Copy each line below that contains "человек".
==== Records for the task
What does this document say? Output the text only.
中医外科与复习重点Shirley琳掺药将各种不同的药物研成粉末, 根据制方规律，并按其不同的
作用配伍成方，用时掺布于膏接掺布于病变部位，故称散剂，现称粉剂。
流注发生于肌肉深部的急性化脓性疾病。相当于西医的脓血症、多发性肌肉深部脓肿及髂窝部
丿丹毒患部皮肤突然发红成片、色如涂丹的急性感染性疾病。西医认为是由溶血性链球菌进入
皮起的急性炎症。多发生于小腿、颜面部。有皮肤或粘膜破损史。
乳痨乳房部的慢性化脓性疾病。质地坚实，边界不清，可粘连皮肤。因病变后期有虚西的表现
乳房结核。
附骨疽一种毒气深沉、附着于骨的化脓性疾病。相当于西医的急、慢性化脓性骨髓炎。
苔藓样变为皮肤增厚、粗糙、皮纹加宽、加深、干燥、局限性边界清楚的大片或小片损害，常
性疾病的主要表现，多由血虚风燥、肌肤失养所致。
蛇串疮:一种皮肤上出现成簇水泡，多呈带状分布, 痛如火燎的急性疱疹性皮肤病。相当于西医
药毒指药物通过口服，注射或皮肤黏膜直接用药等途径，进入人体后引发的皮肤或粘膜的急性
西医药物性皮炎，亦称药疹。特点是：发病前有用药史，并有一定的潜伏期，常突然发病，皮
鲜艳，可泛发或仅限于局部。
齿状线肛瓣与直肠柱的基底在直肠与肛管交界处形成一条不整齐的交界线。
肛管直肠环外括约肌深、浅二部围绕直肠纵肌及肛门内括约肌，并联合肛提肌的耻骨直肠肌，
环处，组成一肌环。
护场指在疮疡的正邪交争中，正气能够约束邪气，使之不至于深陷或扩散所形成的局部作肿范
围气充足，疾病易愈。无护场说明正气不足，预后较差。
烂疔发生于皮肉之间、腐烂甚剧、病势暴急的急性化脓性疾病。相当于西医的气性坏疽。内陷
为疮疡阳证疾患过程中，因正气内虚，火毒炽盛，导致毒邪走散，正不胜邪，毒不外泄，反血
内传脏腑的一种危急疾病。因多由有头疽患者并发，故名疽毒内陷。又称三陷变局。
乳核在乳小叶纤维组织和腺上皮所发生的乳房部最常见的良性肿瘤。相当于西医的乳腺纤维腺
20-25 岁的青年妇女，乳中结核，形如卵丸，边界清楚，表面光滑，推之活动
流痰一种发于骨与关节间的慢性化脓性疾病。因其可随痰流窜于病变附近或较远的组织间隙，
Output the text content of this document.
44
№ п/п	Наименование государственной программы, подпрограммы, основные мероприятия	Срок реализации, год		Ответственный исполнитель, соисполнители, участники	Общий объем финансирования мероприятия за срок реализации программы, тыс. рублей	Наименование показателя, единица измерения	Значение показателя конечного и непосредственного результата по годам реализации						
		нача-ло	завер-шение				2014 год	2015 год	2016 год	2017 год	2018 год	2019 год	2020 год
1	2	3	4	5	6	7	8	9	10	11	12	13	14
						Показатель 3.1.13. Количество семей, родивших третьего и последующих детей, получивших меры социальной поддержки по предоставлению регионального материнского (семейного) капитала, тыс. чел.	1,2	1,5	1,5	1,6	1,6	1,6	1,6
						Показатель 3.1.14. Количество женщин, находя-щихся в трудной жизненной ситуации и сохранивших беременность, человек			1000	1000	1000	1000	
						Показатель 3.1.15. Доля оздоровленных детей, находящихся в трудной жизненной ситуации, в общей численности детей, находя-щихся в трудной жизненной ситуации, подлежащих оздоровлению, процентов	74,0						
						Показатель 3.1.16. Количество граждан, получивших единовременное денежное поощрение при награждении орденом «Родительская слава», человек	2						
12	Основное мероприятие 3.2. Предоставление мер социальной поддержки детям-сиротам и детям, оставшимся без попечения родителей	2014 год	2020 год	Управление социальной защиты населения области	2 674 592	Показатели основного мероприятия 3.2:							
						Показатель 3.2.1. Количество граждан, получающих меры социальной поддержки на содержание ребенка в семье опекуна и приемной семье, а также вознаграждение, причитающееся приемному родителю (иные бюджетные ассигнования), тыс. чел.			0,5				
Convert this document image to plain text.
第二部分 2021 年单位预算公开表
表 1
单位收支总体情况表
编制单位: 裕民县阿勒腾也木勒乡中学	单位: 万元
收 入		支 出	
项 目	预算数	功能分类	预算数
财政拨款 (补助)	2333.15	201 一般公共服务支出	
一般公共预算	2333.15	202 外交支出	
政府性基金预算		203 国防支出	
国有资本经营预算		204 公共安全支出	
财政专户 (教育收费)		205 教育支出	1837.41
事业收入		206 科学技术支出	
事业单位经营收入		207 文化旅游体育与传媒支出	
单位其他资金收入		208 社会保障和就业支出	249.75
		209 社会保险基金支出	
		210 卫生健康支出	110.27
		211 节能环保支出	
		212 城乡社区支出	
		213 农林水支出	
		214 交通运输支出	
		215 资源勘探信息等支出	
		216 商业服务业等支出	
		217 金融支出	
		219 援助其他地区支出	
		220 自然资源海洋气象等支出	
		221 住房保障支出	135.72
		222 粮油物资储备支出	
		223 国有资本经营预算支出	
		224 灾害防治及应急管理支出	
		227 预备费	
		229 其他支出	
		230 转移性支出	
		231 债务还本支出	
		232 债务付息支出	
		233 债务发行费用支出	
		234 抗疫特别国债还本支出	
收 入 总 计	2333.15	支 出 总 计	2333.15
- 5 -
========
**Response to the exercise**
						Показатель 3.1.14. Количество женщин, находя-щихся в трудной жизненной ситуации и сохранивших беременность, человек			1000	1000	1000	1000	
						Показатель 3.1.16. Количество граждан, получивших единовременное денежное поощрение при награждении орденом «Родительская слава», человек	2						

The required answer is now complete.